Problem requirements> Wherever the string "value" appears in the listing, copy that line.

Provided information>

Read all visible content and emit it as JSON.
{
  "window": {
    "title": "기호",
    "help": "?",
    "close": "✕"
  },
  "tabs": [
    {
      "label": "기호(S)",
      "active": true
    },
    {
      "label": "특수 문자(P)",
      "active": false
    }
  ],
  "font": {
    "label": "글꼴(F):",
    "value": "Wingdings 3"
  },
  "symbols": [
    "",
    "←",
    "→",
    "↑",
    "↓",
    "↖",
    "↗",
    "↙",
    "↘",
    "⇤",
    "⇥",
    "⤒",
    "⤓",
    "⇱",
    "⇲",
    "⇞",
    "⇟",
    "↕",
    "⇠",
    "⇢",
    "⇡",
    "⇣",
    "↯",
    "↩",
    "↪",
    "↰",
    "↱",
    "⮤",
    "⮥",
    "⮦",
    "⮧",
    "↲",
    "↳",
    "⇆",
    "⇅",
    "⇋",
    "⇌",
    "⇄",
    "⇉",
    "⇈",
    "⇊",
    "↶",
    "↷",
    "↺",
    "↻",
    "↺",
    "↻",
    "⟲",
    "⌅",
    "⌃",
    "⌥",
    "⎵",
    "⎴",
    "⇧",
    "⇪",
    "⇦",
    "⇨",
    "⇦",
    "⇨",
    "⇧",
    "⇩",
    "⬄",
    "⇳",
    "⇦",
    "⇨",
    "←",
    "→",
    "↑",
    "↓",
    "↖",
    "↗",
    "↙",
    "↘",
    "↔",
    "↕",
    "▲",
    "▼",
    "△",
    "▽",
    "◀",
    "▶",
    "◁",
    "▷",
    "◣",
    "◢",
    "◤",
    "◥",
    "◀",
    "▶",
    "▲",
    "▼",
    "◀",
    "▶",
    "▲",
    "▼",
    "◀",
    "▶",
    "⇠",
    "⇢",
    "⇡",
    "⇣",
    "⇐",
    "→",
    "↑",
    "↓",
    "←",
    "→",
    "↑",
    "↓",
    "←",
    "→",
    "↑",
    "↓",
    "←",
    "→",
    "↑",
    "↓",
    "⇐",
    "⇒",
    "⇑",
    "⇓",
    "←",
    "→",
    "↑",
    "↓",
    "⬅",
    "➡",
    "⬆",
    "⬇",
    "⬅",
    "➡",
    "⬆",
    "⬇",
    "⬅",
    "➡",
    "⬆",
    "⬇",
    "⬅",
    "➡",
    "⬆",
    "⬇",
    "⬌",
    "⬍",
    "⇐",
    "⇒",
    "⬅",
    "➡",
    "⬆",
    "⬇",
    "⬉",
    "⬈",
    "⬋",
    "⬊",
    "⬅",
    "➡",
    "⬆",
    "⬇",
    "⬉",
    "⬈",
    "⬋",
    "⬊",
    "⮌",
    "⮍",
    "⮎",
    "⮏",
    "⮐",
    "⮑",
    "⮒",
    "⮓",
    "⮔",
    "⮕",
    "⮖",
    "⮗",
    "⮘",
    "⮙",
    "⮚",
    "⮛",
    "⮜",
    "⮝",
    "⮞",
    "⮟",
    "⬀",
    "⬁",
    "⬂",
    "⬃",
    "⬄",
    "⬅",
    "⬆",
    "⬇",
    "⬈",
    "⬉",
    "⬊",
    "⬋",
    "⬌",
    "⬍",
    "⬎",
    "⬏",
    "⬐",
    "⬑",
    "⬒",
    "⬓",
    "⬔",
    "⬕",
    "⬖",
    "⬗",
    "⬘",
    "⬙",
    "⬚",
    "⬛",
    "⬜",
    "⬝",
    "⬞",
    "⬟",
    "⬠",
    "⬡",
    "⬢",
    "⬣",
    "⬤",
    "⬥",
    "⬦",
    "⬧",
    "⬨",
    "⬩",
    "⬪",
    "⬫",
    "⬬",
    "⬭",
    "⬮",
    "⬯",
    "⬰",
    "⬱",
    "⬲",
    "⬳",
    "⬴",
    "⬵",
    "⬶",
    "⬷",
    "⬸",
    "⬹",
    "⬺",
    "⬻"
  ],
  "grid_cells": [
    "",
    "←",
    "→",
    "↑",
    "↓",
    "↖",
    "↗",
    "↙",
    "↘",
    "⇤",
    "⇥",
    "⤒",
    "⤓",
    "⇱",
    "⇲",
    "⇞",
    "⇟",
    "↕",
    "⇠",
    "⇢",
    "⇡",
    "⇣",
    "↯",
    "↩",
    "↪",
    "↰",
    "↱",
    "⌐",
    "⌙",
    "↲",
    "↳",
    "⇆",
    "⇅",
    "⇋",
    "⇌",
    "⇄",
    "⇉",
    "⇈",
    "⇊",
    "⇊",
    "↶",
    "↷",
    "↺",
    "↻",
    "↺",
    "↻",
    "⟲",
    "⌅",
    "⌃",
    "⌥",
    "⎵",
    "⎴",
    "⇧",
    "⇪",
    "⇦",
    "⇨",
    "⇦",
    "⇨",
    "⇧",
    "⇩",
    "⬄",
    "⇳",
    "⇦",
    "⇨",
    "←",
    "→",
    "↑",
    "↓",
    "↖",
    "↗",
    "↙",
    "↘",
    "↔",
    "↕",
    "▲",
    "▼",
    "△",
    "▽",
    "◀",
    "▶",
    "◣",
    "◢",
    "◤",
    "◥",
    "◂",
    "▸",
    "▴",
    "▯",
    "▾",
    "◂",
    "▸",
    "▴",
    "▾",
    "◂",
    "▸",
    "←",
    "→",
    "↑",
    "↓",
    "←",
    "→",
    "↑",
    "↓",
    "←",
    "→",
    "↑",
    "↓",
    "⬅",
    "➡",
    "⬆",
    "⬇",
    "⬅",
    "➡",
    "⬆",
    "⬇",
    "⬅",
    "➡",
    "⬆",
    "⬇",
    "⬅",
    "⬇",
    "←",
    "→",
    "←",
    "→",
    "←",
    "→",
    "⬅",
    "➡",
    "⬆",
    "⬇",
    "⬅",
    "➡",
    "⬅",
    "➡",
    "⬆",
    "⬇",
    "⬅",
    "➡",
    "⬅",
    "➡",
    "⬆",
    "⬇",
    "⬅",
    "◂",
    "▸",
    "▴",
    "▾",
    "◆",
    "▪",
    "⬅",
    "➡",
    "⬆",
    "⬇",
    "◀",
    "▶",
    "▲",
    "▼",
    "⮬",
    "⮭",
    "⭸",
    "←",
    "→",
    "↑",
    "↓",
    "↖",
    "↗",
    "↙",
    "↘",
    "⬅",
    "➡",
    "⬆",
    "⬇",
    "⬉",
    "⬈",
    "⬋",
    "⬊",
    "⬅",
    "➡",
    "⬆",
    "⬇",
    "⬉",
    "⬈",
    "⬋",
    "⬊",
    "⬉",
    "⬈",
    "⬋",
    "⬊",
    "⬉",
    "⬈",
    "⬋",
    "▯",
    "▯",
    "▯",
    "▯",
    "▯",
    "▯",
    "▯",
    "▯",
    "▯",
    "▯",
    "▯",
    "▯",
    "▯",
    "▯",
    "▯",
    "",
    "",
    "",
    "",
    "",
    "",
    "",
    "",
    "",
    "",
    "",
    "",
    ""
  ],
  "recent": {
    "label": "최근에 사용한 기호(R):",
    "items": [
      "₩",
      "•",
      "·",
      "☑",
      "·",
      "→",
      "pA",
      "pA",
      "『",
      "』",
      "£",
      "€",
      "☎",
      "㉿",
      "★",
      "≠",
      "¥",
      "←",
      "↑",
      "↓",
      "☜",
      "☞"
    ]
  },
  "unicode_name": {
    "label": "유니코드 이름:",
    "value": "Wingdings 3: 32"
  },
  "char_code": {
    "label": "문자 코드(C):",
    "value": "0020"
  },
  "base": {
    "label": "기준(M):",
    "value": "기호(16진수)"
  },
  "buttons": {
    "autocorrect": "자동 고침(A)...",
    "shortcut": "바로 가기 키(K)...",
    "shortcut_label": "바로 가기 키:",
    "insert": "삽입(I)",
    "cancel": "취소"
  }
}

Exercise response>
    "value": "Wingdings 3"
    "value": "Wingdings 3: 32"
    "value": "0020"
    "value": "기호(16진수)"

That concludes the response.